WHAT IS ASKED. Copy every line of the data that includes the string "your".

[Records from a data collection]
%%

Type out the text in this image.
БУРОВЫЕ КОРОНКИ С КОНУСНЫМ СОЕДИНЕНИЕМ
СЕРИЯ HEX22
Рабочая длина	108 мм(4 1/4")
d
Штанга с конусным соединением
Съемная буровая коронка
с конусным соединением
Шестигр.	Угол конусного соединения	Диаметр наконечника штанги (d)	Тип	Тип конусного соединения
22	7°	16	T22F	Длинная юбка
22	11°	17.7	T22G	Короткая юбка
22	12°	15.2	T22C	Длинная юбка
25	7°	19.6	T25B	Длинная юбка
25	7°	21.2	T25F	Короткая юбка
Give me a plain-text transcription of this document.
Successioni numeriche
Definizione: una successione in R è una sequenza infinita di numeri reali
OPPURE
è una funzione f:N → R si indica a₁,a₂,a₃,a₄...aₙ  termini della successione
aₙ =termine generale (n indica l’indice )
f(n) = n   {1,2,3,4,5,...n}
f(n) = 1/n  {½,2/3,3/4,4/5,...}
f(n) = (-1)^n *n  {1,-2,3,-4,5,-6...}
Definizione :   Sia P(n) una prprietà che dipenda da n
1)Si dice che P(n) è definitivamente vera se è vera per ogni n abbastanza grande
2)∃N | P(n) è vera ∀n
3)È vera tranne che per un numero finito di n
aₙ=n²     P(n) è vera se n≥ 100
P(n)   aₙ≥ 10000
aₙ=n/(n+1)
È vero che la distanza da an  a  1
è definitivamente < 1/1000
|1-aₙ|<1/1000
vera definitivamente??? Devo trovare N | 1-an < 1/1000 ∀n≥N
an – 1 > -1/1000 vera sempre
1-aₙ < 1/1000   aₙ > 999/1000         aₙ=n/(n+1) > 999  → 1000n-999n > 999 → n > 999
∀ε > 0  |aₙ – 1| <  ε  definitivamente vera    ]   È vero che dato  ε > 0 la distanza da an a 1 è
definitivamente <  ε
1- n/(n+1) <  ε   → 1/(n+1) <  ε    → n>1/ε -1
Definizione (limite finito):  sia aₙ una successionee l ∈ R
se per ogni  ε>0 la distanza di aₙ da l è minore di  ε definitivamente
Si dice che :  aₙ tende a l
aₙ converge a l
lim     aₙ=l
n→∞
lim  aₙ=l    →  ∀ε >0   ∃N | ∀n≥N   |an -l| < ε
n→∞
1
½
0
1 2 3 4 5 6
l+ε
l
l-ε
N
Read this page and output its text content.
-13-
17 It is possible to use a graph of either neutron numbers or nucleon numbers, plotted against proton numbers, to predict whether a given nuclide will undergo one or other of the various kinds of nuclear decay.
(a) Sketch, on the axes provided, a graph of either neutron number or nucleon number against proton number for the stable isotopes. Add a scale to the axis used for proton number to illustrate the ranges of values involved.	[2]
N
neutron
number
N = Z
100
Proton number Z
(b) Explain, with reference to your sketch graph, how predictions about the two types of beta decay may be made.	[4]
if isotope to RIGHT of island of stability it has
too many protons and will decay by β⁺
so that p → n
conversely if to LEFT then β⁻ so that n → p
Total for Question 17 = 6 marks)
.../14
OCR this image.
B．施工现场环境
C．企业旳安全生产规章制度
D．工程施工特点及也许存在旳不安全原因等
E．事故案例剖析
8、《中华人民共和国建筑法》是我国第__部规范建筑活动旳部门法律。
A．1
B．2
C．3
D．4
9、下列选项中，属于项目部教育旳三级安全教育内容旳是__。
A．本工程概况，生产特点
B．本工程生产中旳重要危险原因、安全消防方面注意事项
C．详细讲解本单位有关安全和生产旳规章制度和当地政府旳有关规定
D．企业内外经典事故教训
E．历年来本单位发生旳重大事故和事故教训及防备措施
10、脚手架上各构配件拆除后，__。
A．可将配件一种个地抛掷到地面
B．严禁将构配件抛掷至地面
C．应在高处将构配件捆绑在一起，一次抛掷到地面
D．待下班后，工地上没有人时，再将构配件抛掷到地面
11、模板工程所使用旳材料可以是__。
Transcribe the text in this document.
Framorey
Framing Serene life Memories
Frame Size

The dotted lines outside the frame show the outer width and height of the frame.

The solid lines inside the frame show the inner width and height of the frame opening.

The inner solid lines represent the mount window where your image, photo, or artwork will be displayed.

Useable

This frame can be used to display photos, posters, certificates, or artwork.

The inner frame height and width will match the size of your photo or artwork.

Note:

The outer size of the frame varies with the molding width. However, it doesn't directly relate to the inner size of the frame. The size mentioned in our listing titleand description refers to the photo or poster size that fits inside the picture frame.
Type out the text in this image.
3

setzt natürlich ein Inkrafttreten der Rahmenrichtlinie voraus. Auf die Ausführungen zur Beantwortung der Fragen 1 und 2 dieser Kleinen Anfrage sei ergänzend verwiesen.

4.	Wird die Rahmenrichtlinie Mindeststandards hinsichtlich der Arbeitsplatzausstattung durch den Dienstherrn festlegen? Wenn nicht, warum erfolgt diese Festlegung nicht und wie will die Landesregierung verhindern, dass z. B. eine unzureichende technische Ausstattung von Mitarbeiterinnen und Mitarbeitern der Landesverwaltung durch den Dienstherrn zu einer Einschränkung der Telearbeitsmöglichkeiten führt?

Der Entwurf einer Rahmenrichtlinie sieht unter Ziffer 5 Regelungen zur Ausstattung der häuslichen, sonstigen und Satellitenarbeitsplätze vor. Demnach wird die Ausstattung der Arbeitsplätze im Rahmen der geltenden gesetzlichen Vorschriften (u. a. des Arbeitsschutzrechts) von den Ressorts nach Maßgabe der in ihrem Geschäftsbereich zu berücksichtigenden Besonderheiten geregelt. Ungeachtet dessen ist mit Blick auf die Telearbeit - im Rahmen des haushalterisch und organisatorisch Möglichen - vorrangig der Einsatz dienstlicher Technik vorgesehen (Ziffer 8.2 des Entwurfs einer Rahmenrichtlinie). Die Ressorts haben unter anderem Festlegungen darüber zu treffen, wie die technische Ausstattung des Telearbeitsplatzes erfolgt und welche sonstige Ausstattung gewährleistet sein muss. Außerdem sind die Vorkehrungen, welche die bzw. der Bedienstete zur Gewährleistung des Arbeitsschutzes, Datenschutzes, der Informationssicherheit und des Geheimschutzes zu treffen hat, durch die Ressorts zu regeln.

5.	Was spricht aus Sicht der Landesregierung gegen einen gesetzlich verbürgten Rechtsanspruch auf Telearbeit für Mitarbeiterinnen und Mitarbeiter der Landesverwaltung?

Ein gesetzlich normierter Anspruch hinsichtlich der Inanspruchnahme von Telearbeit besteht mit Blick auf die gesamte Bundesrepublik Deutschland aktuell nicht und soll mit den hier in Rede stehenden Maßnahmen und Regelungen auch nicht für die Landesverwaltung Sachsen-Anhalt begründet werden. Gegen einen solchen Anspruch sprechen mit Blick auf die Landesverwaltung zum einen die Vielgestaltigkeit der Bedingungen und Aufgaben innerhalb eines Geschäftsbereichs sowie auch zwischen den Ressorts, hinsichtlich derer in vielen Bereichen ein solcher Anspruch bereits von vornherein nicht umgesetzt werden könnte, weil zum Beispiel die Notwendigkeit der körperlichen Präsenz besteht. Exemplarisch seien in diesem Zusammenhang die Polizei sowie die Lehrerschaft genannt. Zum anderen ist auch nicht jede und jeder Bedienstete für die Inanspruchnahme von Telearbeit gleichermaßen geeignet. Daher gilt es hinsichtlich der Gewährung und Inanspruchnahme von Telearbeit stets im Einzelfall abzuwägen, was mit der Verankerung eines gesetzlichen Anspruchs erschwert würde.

%%

EXERCISE ANSWER.
(b) Explain, with reference to your sketch graph, how predictions about the two types of beta decay may be made.	[4]
The inner solid lines represent the mount window where your image, photo, or artwork will be displayed.
The inner frame height and width will match the size of your photo or artwork.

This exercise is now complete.